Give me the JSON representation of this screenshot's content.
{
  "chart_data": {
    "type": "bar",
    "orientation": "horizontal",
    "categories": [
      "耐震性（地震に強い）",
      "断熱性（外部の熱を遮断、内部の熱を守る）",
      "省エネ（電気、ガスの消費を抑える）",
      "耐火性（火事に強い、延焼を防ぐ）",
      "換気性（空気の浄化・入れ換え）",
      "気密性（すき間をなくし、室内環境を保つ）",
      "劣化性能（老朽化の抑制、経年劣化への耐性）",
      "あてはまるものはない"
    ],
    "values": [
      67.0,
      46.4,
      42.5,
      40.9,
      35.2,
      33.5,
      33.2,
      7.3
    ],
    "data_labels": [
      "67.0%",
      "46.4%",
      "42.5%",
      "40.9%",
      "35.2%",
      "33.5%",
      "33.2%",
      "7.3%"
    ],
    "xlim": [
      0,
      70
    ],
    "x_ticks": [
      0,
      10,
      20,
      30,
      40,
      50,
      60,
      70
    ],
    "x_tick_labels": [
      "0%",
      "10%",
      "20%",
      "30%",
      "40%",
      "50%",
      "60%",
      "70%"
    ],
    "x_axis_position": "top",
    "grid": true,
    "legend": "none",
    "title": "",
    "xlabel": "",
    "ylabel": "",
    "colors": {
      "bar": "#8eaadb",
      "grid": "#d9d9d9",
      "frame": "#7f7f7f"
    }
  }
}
- - - - -
**Exercise objective**
Transcribe each record exactly. Leave nothing out.

**Answer to the task**
Give me the JSON representation of this screenshot's content.
{
  "chart_data": {
    "type": "bar",
    "orientation": "horizontal",
    "categories": [
      "耐震性（地震に強い）",
      "断熱性（外部の熱を遮断、内部の熱を守る）",
      "省エネ（電気、ガスの消費を抑える）",
      "耐火性（火事に強い、延焼を防ぐ）",
      "換気性（空気の浄化・入れ換え）",
      "気密性（すき間をなくし、室内環境を保つ）",
      "劣化性能（老朽化の抑制、経年劣化への耐性）",
      "あてはまるものはない"
    ],
    "values": [
      67.0,
      46.4,
      42.5,
      40.9,
      35.2,
      33.5,
      33.2,
      7.3
    ],
    "data_labels": [
      "67.0%",
      "46.4%",
      "42.5%",
      "40.9%",
      "35.2%",
      "33.5%",
      "33.2%",
      "7.3%"
    ],
    "xlim": [
      0,
      70
    ],
    "x_ticks": [
      0,
      10,
      20,
      30,
      40,
      50,
      60,
      70
    ],
    "x_tick_labels": [
      "0%",
      "10%",
      "20%",
      "30%",
      "40%",
      "50%",
      "60%",
      "70%"
    ],
    "x_axis_position": "top",
    "grid": true,
    "legend": "none",
    "title": "",
    "xlabel": "",
    "ylabel": "",
    "colors": {
      "bar": "#8eaadb",
      "grid": "#d9d9d9",
      "frame": "#7f7f7f"
    }
  }
}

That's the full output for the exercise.